[TASK OBJECTIVE] Locate the word "pour" in the entries below, then gather every line that holds it.

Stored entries
##############################
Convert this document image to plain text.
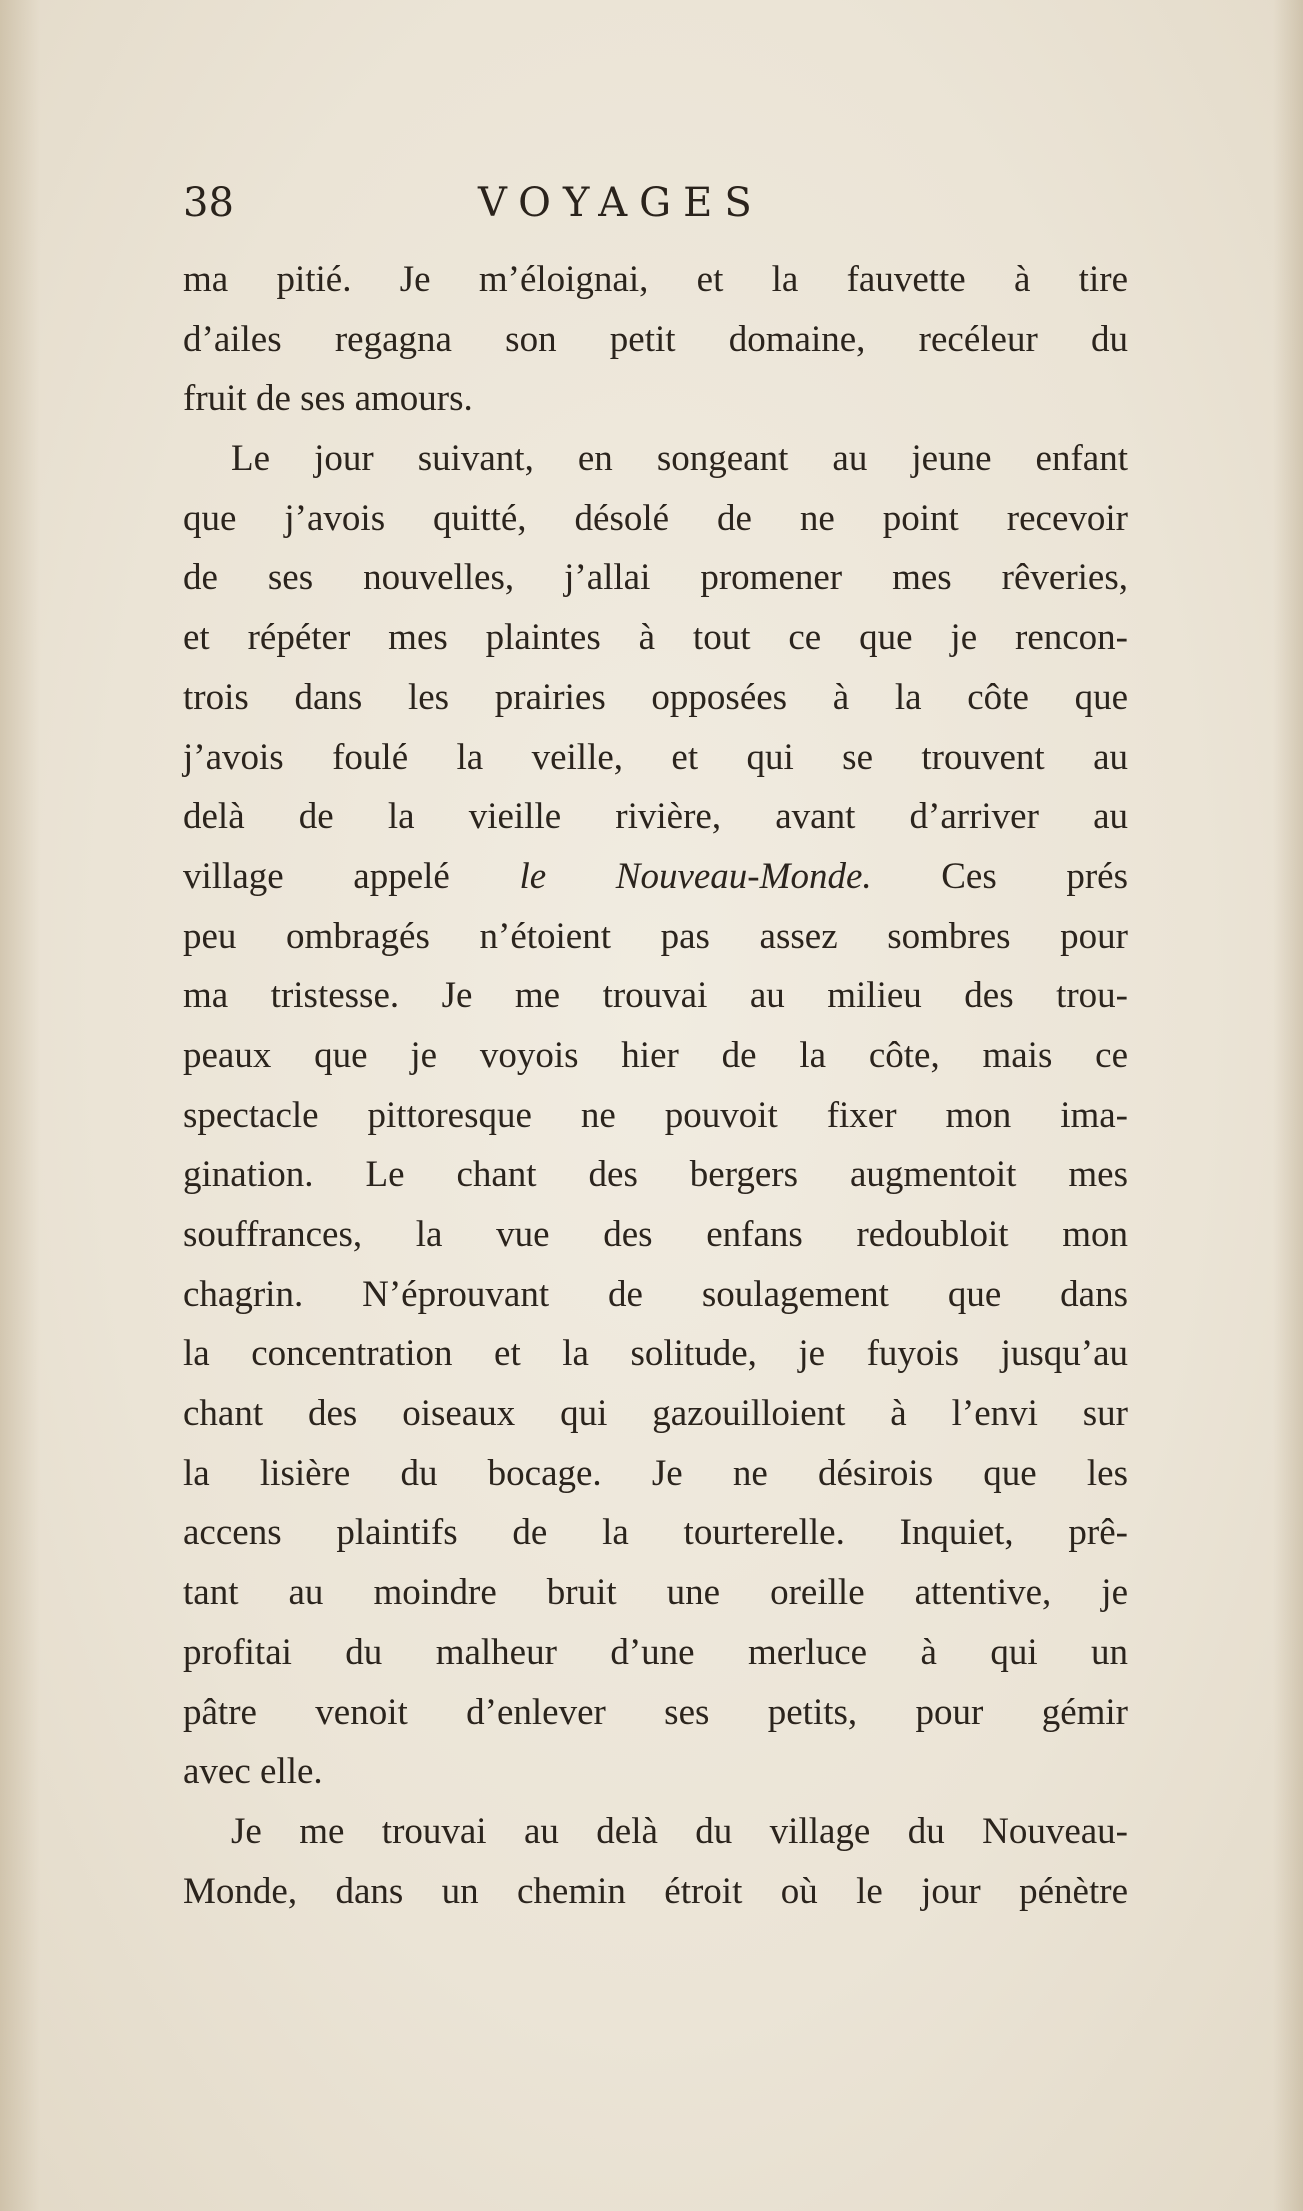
38	VOYAGES
ma pitié. Je m’éloignai, et la fauvette à tire
d’ailes regagna son petit domaine, recéleur du
fruit de ses amours.
Le jour suivant, en songeant au jeune enfant
que j’avois quitté, désolé de ne point recevoir
de ses nouvelles, j’allai promener mes rêveries,
et répéter mes plaintes à tout ce que je rencon-
trois dans les prairies opposées à la côte que
j’avois foulé la veille, et qui se trouvent au
delà de la vieille rivière, avant d’arriver au
village appelé le Nouveau-Monde. Ces prés
peu ombragés n’étoient pas assez sombres pour
ma tristesse. Je me trouvai au milieu des trou-
peaux que je voyois hier de la côte, mais ce
spectacle pittoresque ne pouvoit fixer mon ima-
gination. Le chant des bergers augmentoit mes
souffrances, la vue des enfans redoubloit mon
chagrin. N’éprouvant de soulagement que dans
la concentration et la solitude, je fuyois jusqu’au
chant des oiseaux qui gazouilloient à l’envi sur
la lisière du bocage. Je ne désirois que les
accens plaintifs de la tourterelle. Inquiet, prê-
tant au moindre bruit une oreille attentive, je
profitai du malheur d’une merluce à qui un
pâtre venoit d’enlever ses petits, pour gémir
avec elle.
Je me trouvai au delà du village du Nouveau-
Monde, dans un chemin étroit où le jour pénètre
##############################
[FINAL ANSWER]
peu ombragés n’étoient pas assez sombres pour
pâtre venoit d’enlever ses petits, pour gémir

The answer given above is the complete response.